# Task goal
Look through the lines and report how many include the word "block", giving nothing but the number.

········

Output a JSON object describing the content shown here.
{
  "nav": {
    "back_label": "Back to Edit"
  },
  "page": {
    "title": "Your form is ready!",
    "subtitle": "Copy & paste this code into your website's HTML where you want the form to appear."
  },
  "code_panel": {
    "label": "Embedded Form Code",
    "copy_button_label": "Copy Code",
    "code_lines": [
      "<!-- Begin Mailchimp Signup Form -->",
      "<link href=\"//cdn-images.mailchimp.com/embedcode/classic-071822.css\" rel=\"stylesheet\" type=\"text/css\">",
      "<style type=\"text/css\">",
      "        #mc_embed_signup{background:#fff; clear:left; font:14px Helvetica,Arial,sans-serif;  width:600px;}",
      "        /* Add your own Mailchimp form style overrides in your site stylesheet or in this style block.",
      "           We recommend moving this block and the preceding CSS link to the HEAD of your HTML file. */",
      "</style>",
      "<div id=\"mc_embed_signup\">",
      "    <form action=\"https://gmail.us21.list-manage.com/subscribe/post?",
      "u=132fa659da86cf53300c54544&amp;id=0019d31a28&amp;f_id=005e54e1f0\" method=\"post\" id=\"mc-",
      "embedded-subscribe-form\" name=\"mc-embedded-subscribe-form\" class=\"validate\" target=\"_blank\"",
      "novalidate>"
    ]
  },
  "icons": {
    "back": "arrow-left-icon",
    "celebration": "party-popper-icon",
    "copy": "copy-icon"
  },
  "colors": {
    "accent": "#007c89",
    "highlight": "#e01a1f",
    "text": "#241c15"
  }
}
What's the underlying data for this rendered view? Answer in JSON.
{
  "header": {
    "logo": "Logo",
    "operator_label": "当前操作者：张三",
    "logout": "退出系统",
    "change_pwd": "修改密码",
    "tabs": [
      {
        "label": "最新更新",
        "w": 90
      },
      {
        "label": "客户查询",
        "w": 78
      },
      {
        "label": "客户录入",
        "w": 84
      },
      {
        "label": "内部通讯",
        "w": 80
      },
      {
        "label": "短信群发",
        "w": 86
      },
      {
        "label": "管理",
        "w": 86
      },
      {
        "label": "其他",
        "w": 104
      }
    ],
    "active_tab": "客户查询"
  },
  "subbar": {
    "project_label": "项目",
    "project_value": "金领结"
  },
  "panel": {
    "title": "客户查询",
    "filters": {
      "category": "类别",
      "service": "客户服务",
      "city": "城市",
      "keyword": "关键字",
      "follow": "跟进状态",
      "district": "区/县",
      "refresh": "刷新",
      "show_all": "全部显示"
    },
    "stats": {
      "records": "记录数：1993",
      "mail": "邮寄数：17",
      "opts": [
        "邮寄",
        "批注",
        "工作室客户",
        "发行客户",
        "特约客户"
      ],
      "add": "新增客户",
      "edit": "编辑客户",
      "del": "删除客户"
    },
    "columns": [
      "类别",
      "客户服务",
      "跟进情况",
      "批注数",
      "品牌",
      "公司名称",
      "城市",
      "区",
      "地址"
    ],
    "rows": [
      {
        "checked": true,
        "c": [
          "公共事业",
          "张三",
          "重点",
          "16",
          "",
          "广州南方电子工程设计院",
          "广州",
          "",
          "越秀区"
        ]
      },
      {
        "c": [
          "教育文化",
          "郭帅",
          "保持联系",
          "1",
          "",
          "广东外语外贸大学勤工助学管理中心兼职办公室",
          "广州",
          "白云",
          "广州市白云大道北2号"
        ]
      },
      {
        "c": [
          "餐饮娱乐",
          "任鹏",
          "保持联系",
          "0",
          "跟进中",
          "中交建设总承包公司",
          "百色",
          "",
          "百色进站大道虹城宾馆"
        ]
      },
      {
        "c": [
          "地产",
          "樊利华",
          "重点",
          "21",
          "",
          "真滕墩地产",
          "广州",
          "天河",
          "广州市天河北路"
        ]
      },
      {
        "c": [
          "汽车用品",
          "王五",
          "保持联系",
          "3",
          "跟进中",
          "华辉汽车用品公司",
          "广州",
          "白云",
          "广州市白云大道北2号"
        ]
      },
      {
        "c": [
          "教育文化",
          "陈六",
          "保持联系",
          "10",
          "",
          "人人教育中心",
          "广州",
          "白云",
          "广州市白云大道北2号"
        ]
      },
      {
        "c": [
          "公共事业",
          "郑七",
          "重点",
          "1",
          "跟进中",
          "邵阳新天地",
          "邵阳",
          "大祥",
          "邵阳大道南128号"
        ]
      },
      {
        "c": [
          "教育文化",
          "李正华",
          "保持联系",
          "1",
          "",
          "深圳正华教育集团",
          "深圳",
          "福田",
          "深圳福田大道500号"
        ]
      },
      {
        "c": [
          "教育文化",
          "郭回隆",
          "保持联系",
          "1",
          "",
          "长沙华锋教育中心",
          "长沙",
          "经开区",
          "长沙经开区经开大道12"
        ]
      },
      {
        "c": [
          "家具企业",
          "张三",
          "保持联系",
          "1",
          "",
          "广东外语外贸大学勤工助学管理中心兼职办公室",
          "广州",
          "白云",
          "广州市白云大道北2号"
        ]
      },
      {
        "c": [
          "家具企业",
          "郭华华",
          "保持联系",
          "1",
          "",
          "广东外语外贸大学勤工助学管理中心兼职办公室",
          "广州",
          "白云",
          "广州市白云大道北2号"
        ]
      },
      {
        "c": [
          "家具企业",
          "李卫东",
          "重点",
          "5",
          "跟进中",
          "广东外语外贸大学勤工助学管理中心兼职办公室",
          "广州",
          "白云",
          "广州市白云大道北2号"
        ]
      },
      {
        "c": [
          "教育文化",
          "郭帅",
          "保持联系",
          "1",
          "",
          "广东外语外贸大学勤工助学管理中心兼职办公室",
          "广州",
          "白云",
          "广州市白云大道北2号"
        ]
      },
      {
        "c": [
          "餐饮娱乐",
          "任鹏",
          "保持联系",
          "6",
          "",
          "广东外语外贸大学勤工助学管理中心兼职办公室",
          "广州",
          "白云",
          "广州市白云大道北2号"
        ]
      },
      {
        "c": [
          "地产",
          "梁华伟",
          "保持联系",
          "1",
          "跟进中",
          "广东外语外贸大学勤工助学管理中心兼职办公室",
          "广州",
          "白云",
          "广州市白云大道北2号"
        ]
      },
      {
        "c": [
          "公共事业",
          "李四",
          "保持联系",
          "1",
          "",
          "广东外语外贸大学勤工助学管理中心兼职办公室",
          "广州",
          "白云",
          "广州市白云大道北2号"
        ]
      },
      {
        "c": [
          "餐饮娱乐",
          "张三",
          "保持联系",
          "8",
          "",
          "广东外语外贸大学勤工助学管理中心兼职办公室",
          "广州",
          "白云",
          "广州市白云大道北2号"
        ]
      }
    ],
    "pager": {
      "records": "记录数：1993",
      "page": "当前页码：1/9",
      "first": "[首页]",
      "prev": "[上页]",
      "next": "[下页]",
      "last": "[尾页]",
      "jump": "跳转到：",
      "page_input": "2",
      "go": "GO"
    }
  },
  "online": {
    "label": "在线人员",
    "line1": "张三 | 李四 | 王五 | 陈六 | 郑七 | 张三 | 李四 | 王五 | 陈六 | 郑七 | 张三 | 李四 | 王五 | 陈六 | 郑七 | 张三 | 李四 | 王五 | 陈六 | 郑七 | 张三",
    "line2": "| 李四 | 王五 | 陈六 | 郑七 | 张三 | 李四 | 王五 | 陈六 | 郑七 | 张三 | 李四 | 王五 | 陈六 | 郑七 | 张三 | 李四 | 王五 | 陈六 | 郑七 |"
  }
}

········

# Completed task
2